### Text block
---------------
Example of application: Template Matching¶

https://docs.opencv.org/3.4.2/d4/dc6/tutorial_py_template_matching.html

Template Matching is a method for searching and finding the location of a template image in a larger image. In order to cope with different sizes of the occurrence of the template we can take advantage of image pyramid.

EXERCISE: Template matching and Gaussian pyramid¶

Based on the exercises about template matching and the construction of Gaussian pyramids try to detect as much tunas as posible in the image Tuna_Relative_Sizes.jpg given the template in Tuna_template.jpg.

In [ ]:
# Example 1: Template Pyramid (Fixed Image Scale) without NMS
#
# This example demonstrates object detection by scaling the template 
# (creating a template pyramid) and matching it against the original, 
# fixed-size image.
#
# Non-Max Suppression (NMS) is intentionally omitted. As a result, 
# a single object may generate multiple, overlapping detections 
# at different scales or positions.
#
# Note: Various detection thresholds were evaluated. The threshold 
# selected represents a deliberate balance between detection efficacy 
# and minimizing noise (false positives).

import cv2
import numpy as np
import matplotlib.pyplot as plt

def build_template_pyramid(template, scales=[0.5, 0.75, 1.0, 1.5, 2.0]):
    """
    Builds a template pyramid at different scales.
    RETURNS: the pyramid and the scales that were successfully generated.
    """
    pyramid = []
    valid_scales = []  # <-- Store the scales that actually work
    
    for scale in scales:
        if scale == 1.0:
            pyramid.append(template)
            valid_scales.append(scale)
        else:
            new_width = int(template.shape[1] * scale)
            new_height = int(template.shape[0] * scale)
---------------
### What is required
According to the template matching text, why might a single object produce multiple overlapping detections in Example 1? Answer in one to three sentences. The records have nothing to do with what follows.

### Extracted records
---------------
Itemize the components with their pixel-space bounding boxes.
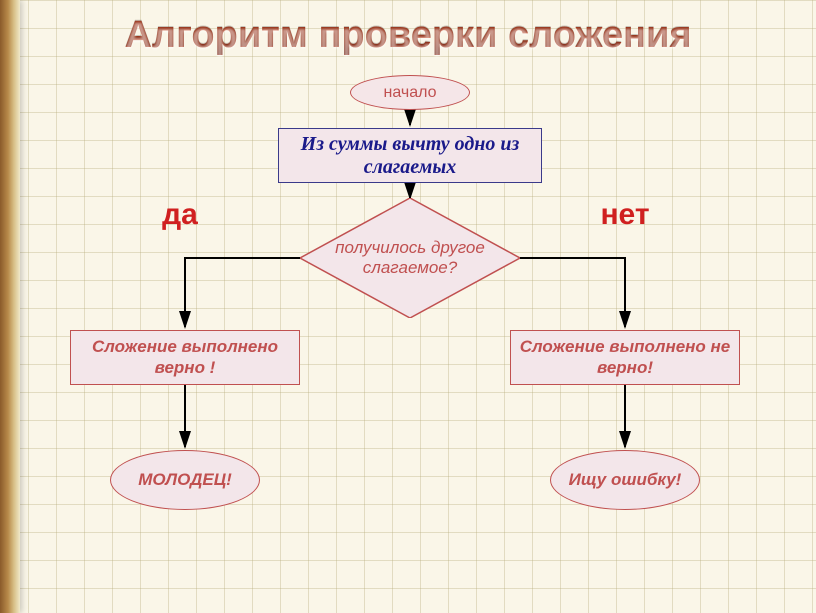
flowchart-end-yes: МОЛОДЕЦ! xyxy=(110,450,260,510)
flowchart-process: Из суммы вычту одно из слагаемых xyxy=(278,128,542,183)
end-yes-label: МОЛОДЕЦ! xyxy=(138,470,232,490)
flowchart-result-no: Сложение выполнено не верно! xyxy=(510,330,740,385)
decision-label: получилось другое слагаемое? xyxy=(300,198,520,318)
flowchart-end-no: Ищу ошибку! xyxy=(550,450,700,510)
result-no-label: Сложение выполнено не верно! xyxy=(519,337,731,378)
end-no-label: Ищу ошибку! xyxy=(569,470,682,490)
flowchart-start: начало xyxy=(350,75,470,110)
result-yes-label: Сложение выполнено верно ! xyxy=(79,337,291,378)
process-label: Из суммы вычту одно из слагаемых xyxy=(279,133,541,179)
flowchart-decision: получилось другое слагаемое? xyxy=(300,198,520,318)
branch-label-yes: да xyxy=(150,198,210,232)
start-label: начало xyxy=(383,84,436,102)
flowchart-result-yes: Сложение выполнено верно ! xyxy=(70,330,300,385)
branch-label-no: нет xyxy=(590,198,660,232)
---------------
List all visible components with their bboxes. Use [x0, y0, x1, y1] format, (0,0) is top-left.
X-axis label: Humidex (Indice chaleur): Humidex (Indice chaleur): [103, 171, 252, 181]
---------------
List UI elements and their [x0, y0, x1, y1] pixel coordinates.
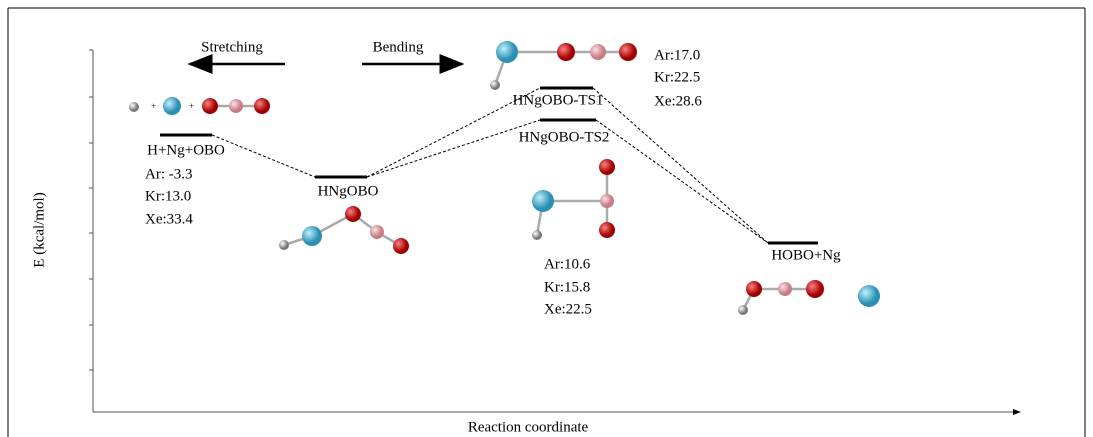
---------------
### Task output
Non-Max Suppression is intentionally omitted from Example 1. Because of this, one object can be detected several times at different scales or positions, and those detections overlap.